### Work to be completed
Check every line of the material below for "this". Give the number of lines that have it, and only that.
* * * *
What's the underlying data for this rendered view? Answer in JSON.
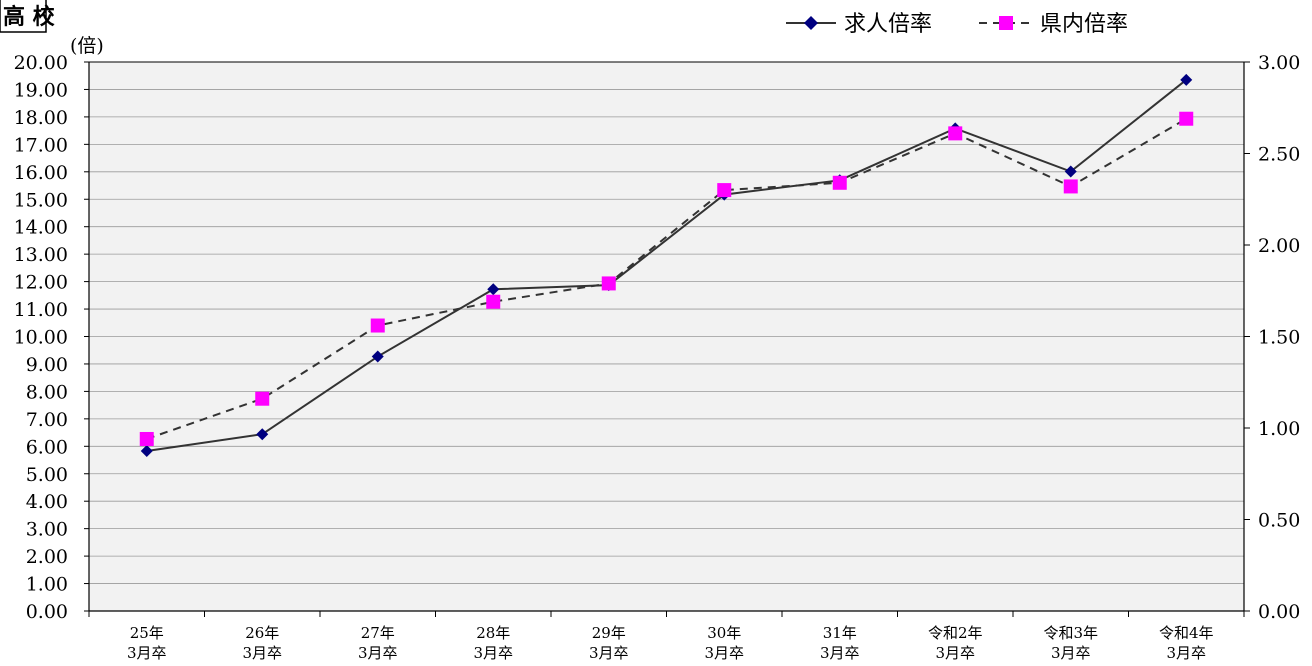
{
  "corner_label": "高 校",
  "chart_data": {
    "type": "line",
    "categories": [
      [
        "25年",
        "3月卒"
      ],
      [
        "26年",
        "3月卒"
      ],
      [
        "27年",
        "3月卒"
      ],
      [
        "28年",
        "3月卒"
      ],
      [
        "29年",
        "3月卒"
      ],
      [
        "30年",
        "3月卒"
      ],
      [
        "31年",
        "3月卒"
      ],
      [
        "令和2年",
        "3月卒"
      ],
      [
        "令和3年",
        "3月卒"
      ],
      [
        "令和4年",
        "3月卒"
      ]
    ],
    "y_unit": "(倍)",
    "ylim": [
      0,
      20
    ],
    "ytick_step": 1,
    "yticks_left": [
      "0.00",
      "1.00",
      "2.00",
      "3.00",
      "4.00",
      "5.00",
      "6.00",
      "7.00",
      "8.00",
      "9.00",
      "10.00",
      "11.00",
      "12.00",
      "13.00",
      "14.00",
      "15.00",
      "16.00",
      "17.00",
      "18.00",
      "19.00",
      "20.00"
    ],
    "y2lim": [
      0,
      3
    ],
    "yticks_right": [
      "0.00",
      "0.50",
      "1.00",
      "1.50",
      "2.00",
      "2.50",
      "3.00"
    ],
    "grid": true,
    "legend_position": "top-right",
    "series": [
      {
        "name": "求人倍率",
        "axis": "left",
        "color": "#000080",
        "line_color": "#333333",
        "style": "solid",
        "marker": "diamond",
        "values": [
          5.83,
          6.44,
          9.27,
          11.72,
          11.87,
          15.17,
          15.69,
          17.58,
          16.01,
          19.35
        ]
      },
      {
        "name": "県内倍率",
        "axis": "right",
        "color": "#FF00FF",
        "line_color": "#333333",
        "style": "dashed",
        "marker": "square",
        "values": [
          0.94,
          1.16,
          1.56,
          1.69,
          1.79,
          2.3,
          2.34,
          2.61,
          2.32,
          2.69
        ]
      }
    ]
  }
}
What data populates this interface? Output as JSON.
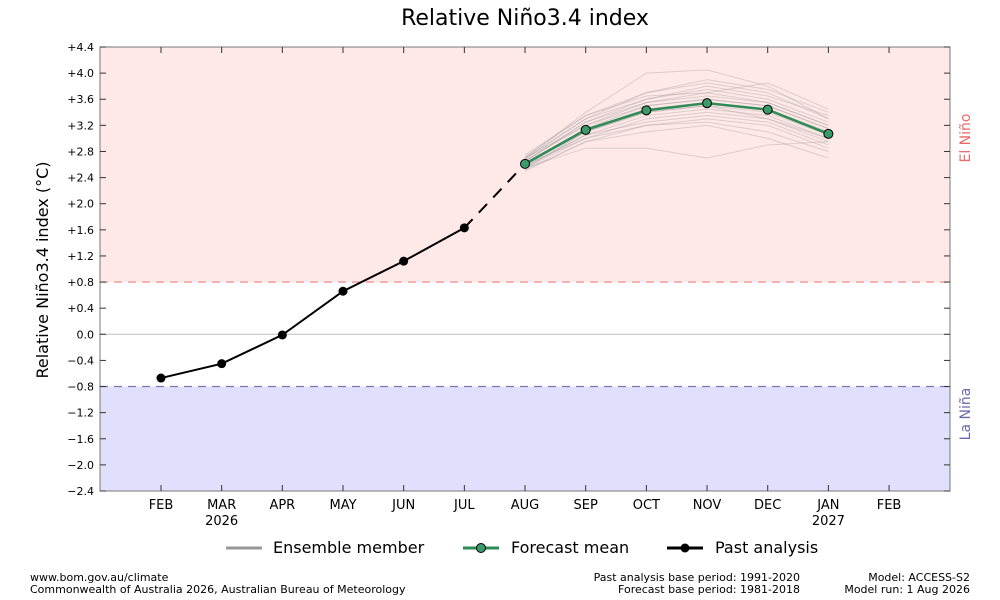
* * * *
### Expected answer
2